:: Given passage ::
Strategy to calculate $ \frac{d}{dx} \left(\frac{x^2-6x-9}{2x^2(x+3)^2}\right) $. I am asked to calculate the following: $$ \frac{d}{dx} \left(\frac{x^2-6x-9}{2x^2(x+3)^2}\right). $$
I simplify this a little bit, by moving the constant multiplicator out of the derivative:
$$ \left(\frac{1}{2}\right) \frac{d}{dx} \left(\frac{x^2-6x-9}{x^2(x+3)^2}\right) $$
But, using the quotient-rule, the resulting expressions really get unwieldy:
$$ \frac{1}{2} \frac{(2x-6)(x^2(x+3)^2) -(x^2-6x-9)(2x(2x^2+9x+9))}{(x^2(x+3)^2)^2} $$
I came up with two approaches (3 maybe):


*

*Split the terms up like this: $$ \frac{1}{2}\left( \frac{(2x-6)(x^2(x+3)^2)}{(x^2(x+3)^2)^2} - \frac{(x^2-6x-9)(2x(2x^2+9x+9))}{(x^2(x+3)^2)^2} \right) $$
so that I can simplify the left term to $$ \frac{2x-6}{x^2(x+3)^2}. $$
Taking this approach the right term still doesn't simplify nicely, and I struggle to combine the two terms into one fraction at the end.

*The brute-force-method. Just expand all the expressions in numerator and denominator, and add/subtract monomials of the same order. This definitely works, but i feel like a stupid robot doing this.

*The unofficial third-method. Grab a calculator, or computer-algebra-program and let it do the hard work.
Is there any strategy apart from my mentioned ones? Am I missing something in my first approach which would make the process go more smoothly?
I am looking for general tips to tackle polynomial fractions such as this one, not a plain answer to this specific problem.
:::
Exercise brief:
Reproduce the entire forum post on differentiating the rational function above, word for word.
:: Dataset records ::
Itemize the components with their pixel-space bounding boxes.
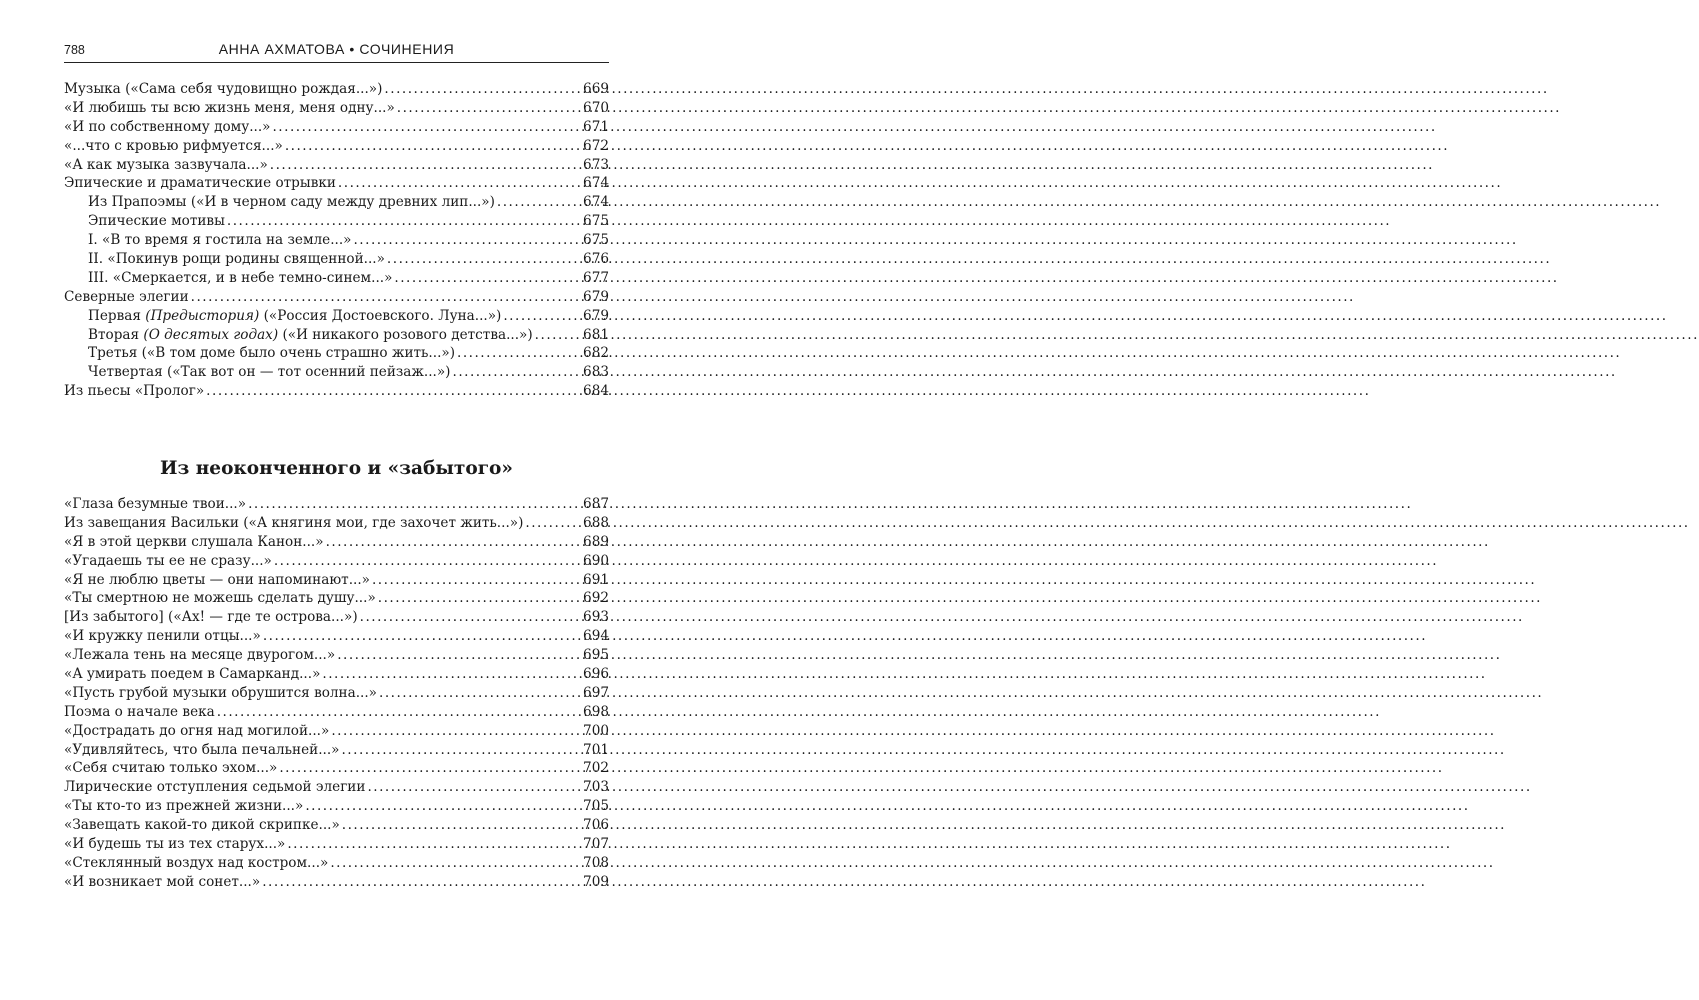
leader-dots [283, 137, 583, 156]
toc-entry [64, 514, 609, 533]
toc-entry-title: «...что с кровью рифмуется...» [64, 137, 283, 154]
leader-dots [392, 269, 583, 288]
toc-entry-page: 669 [583, 81, 609, 97]
leader-dots [340, 816, 583, 835]
toc-entry-title: «И будешь ты из тех старух...» [64, 836, 286, 853]
toc-entry-title: «Ты кто-то из прежней жизни...» [64, 798, 304, 815]
title-prefix: Первая [88, 307, 146, 324]
leader-dots [225, 212, 583, 231]
leader-dots [303, 797, 583, 816]
leader-dots [365, 778, 583, 797]
toc-entry-page: 671 [583, 118, 609, 135]
leader-dots [533, 326, 583, 345]
toc-subentry [64, 269, 609, 288]
toc-entry [64, 533, 609, 552]
leader-dots [385, 250, 583, 269]
leader-dots [495, 193, 583, 212]
leader-dots [358, 608, 583, 627]
toc-entry-title: «Стеклянный воздух над костром...» [64, 854, 329, 871]
toc-entry-page: 706 [583, 817, 609, 834]
toc-entry [64, 80, 609, 99]
toc-entry-title [88, 307, 501, 326]
toc-entry [64, 722, 609, 741]
toc-entry-title: «Я в этой церкви слушала Канон...» [64, 533, 324, 550]
toc-entry-title: [Из забытого] («Ах! — где те острова...») [64, 609, 358, 626]
toc-entry-page: 674 [583, 194, 609, 211]
toc-entry [64, 646, 609, 665]
leader-dots [501, 307, 583, 326]
toc-entry [64, 816, 609, 835]
toc-entry-page: 681 [583, 326, 609, 343]
toc-entry-page: 698 [583, 703, 609, 720]
toc-entry-page: 689 [583, 533, 609, 550]
leader-dots [451, 363, 584, 382]
toc-entry-page: 682 [583, 345, 609, 362]
toc-entry-page: 697 [583, 684, 609, 701]
toc-entry [64, 703, 609, 722]
toc-entry-title: Четвертая («Так вот он — тот осенний пейзаж...») [88, 364, 451, 381]
running-title: АННА АХМАТОВА • СОЧИНЕНИЯ [218, 41, 455, 57]
toc-entry-page: 702 [583, 760, 609, 777]
toc-entry [64, 797, 609, 816]
title-italic: (О десятых годах) [143, 326, 279, 343]
toc-entry-page: 709 [583, 873, 609, 890]
toc-list-top [64, 80, 609, 401]
leader-dots [335, 646, 583, 665]
toc-subentry [64, 193, 609, 212]
leader-dots [376, 589, 583, 608]
leader-dots [523, 514, 583, 533]
toc-entry-page: 688 [583, 514, 609, 531]
section-title: Из неоконченного и «забытого» [160, 458, 513, 479]
toc-entry-page: 675 [583, 213, 609, 230]
toc-entry-title: «Я не люблю цветы — они напоминают...» [64, 571, 370, 588]
toc-entry-page: 701 [583, 741, 609, 758]
toc-entry [64, 684, 609, 703]
toc-entry-page: 695 [583, 647, 609, 664]
toc-entry-page: 679 [583, 288, 609, 305]
leader-dots [382, 80, 583, 99]
leader-dots [395, 99, 583, 118]
toc-entry-page: 693 [583, 609, 609, 626]
leader-dots [339, 741, 583, 760]
toc-entry-title: «Дострадать до огня над могилой...» [64, 722, 330, 739]
toc-entry [64, 741, 609, 760]
leader-dots [204, 382, 583, 401]
title-suffix: («Россия Достоевского. Луна...») [259, 307, 502, 324]
toc-subentry [64, 307, 609, 326]
toc-subentry [64, 344, 609, 363]
toc-entry [64, 382, 609, 401]
toc-entry-page: 690 [583, 552, 609, 569]
toc-entry-page: 670 [583, 99, 609, 116]
toc-entry-page: 673 [583, 156, 609, 173]
toc-entry [64, 778, 609, 797]
toc-entry [64, 137, 609, 156]
toc-entry-title: Эпические и драматические отрывки [64, 175, 336, 192]
toc-entry-page: 700 [583, 722, 609, 739]
toc-entry [64, 759, 609, 778]
toc-entry-page: 705 [583, 798, 609, 815]
leader-dots [370, 571, 583, 590]
toc-subentry [64, 231, 609, 250]
leader-dots [268, 156, 583, 175]
toc-entry-page: 692 [583, 590, 609, 607]
toc-entry-page: 674 [583, 175, 609, 192]
toc-entry [64, 99, 609, 118]
title-suffix: («И никакого розового детства...») [278, 326, 533, 343]
leader-dots [261, 627, 583, 646]
toc-entry-title: «Ты смертною не можешь сделать душу...» [64, 590, 376, 607]
toc-subentry [64, 363, 609, 382]
toc-entry [64, 589, 609, 608]
toc-subentry [64, 250, 609, 269]
toc-entry [64, 835, 609, 854]
toc-entry [64, 571, 609, 590]
title-italic: (Предыстория) [145, 307, 260, 324]
toc-entry-page: 694 [583, 628, 609, 645]
toc-entry [64, 288, 609, 307]
toc-entry [64, 118, 609, 137]
toc-entry-page: 672 [583, 137, 609, 154]
leader-dots [455, 344, 583, 363]
toc-subentry [64, 212, 609, 231]
toc-entry-title: II. «Покинув рощи родины священной...» [88, 251, 385, 268]
leader-dots [329, 722, 583, 741]
leader-dots [215, 703, 583, 722]
toc-entry-title: «Угадаешь ты ее не сразу...» [64, 552, 272, 569]
leader-dots [336, 174, 583, 193]
toc-entry-page: 684 [583, 383, 609, 400]
toc-entry-title: Из завещания Васильки («А княгиня мои, где захочет жить...») [64, 514, 524, 531]
toc-entry [64, 627, 609, 646]
toc-entry-title: Лирические отступления седьмой элегии [64, 779, 366, 796]
toc-entry-page: 707 [583, 836, 609, 853]
toc-entry [64, 665, 609, 684]
toc-entry-title: «А умирать поедем в Самарканд...» [64, 666, 321, 683]
leader-dots [272, 552, 583, 571]
toc-entry-title: «А как музыка зазвучала...» [64, 156, 268, 173]
page-number: 788 [64, 43, 85, 57]
toc-entry [64, 174, 609, 193]
toc-entry-title: «Пусть грубой музыки обрушится волна...» [64, 684, 377, 701]
toc-entry-page: 691 [583, 571, 609, 588]
leader-dots [328, 854, 583, 873]
toc-entry [64, 873, 609, 892]
toc-entry-title: «Удивляйтесь, что была печальней...» [64, 741, 340, 758]
toc-entry-title: Из Прапоэмы («И в черном саду между древних лип...») [88, 194, 495, 211]
toc-entry-title [88, 326, 533, 345]
toc-entry-page: 679 [583, 307, 609, 324]
toc-entry-title: III. «Смеркается, и в небе темно-синем...» [88, 269, 393, 286]
leader-dots [377, 684, 583, 703]
toc-entry-title: Эпические мотивы [88, 213, 225, 230]
toc-entry-title: Из пьесы «Пролог» [64, 383, 205, 400]
running-header [64, 38, 609, 63]
leader-dots [351, 231, 583, 250]
toc-entry-title: I. «В то время я гостила на земле...» [88, 232, 352, 249]
leader-dots [324, 533, 583, 552]
toc-entry-title: «Завещать какой-то дикой скрипке...» [64, 817, 340, 834]
toc-entry-title: Поэма о начале века [64, 703, 215, 720]
toc-subentry [64, 326, 609, 345]
toc-entry-page: 703 [583, 779, 609, 796]
leader-dots [285, 835, 583, 854]
toc-entry-page: 683 [583, 364, 609, 381]
toc-entry-title: «Глаза безумные твои...» [64, 496, 247, 512]
toc-entry-title: Третья («В том доме было очень страшно жить...») [88, 345, 456, 362]
toc-entry-title: «И по собственному дому...» [64, 118, 271, 135]
toc-entry-page: 708 [583, 854, 609, 871]
toc-entry [64, 608, 609, 627]
toc-entry-page: 696 [583, 666, 609, 683]
leader-dots [189, 288, 583, 307]
toc-entry [64, 495, 609, 514]
leader-dots [246, 495, 583, 514]
toc-entry-page: 676 [583, 251, 609, 268]
toc-entry-title: «Себя считаю только эхом...» [64, 760, 278, 777]
toc-entry [64, 552, 609, 571]
title-prefix: Вторая [88, 326, 144, 343]
leader-dots [277, 759, 583, 778]
toc-entry-page: 677 [583, 269, 609, 286]
toc-entry [64, 156, 609, 175]
leader-dots [270, 118, 583, 137]
toc-entry-title: «И возникает мой сонет...» [64, 873, 261, 890]
toc-list-bottom [64, 495, 609, 892]
toc-entry [64, 854, 609, 873]
toc-entry-title: «Лежала тень на месяце двурогом...» [64, 647, 336, 664]
leader-dots [260, 873, 583, 892]
toc-entry-page: 687 [583, 496, 609, 512]
toc-entry-title: «И любишь ты всю жизнь меня, меня одну...» [64, 99, 395, 116]
toc-entry-page: 675 [583, 232, 609, 249]
toc-entry-title: Музыка («Сама себя чудовищно рождая...») [64, 81, 383, 97]
toc-entry-title: Северные элегии [64, 288, 189, 305]
leader-dots [320, 665, 583, 684]
toc-entry-title: «И кружку пенили отцы...» [64, 628, 261, 645]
:::
Answer for this exercise:
Strategy to calculate $ \frac{d}{dx} \left(\frac{x^2-6x-9}{2x^2(x+3)^2}\right) $. I am asked to calculate the following: $$ \frac{d}{dx} \left(\frac{x^2-6x-9}{2x^2(x+3)^2}\right). $$
I simplify this a little bit, by moving the constant multiplicator out of the derivative:
$$ \left(\frac{1}{2}\right) \frac{d}{dx} \left(\frac{x^2-6x-9}{x^2(x+3)^2}\right) $$
But, using the quotient-rule, the resulting expressions really get unwieldy:
$$ \frac{1}{2} \frac{(2x-6)(x^2(x+3)^2) -(x^2-6x-9)(2x(2x^2+9x+9))}{(x^2(x+3)^2)^2} $$
I came up with two approaches (3 maybe):


*

*Split the terms up like this: $$ \frac{1}{2}\left( \frac{(2x-6)(x^2(x+3)^2)}{(x^2(x+3)^2)^2} - \frac{(x^2-6x-9)(2x(2x^2+9x+9))}{(x^2(x+3)^2)^2} \right) $$
so that I can simplify the left term to $$ \frac{2x-6}{x^2(x+3)^2}. $$
Taking this approach the right term still doesn't simplify nicely, and I struggle to combine the two terms into one fraction at the end.

*The brute-force-method. Just expand all the expressions in numerator and denominator, and add/subtract monomials of the same order. This definitely works, but i feel like a stupid robot doing this.

*The unofficial third-method. Grab a calculator, or computer-algebra-program and let it do the hard work.
Is there any strategy apart from my mentioned ones? Am I missing something in my first approach which would make the process go more smoothly?
I am looking for general tips to tackle polynomial fractions such as this one, not a plain answer to this specific problem.